GIVEN TASK:
Below are records. Copy every line with "name" in it.
— start of THE RECORDS —
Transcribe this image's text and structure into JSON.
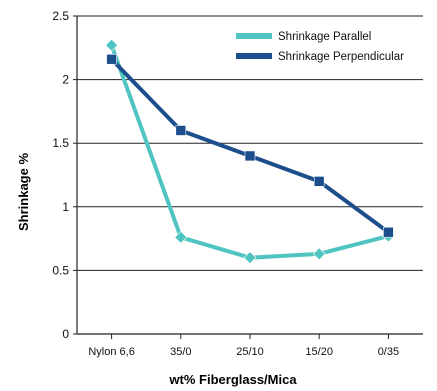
{
  "chart_data": {
    "type": "line",
    "title": "",
    "xlabel": "wt% Fiberglass/Mica",
    "ylabel": "Shrinkage %",
    "categories": [
      "Nylon 6,6",
      "35/0",
      "25/10",
      "15/20",
      "0/35"
    ],
    "ylim": [
      0,
      2.5
    ],
    "yticks": [
      "0",
      "0.5",
      "1",
      "1.5",
      "2",
      "2.5"
    ],
    "grid": true,
    "legend_position": "top-right",
    "series": [
      {
        "name": "Shrinkage Parallel",
        "values": [
          2.27,
          0.76,
          0.6,
          0.63,
          0.77
        ],
        "color": "#4fc4c0",
        "marker": "diamond"
      },
      {
        "name": "Shrinkage Perpendicular",
        "values": [
          2.16,
          1.6,
          1.4,
          1.2,
          0.8
        ],
        "color": "#1d4e8c",
        "marker": "square"
      }
    ]
  }
}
— end of THE RECORDS —
COMPLETE RESPONSE:
        "name": "Shrinkage Parallel",
        "name": "Shrinkage Perpendicular",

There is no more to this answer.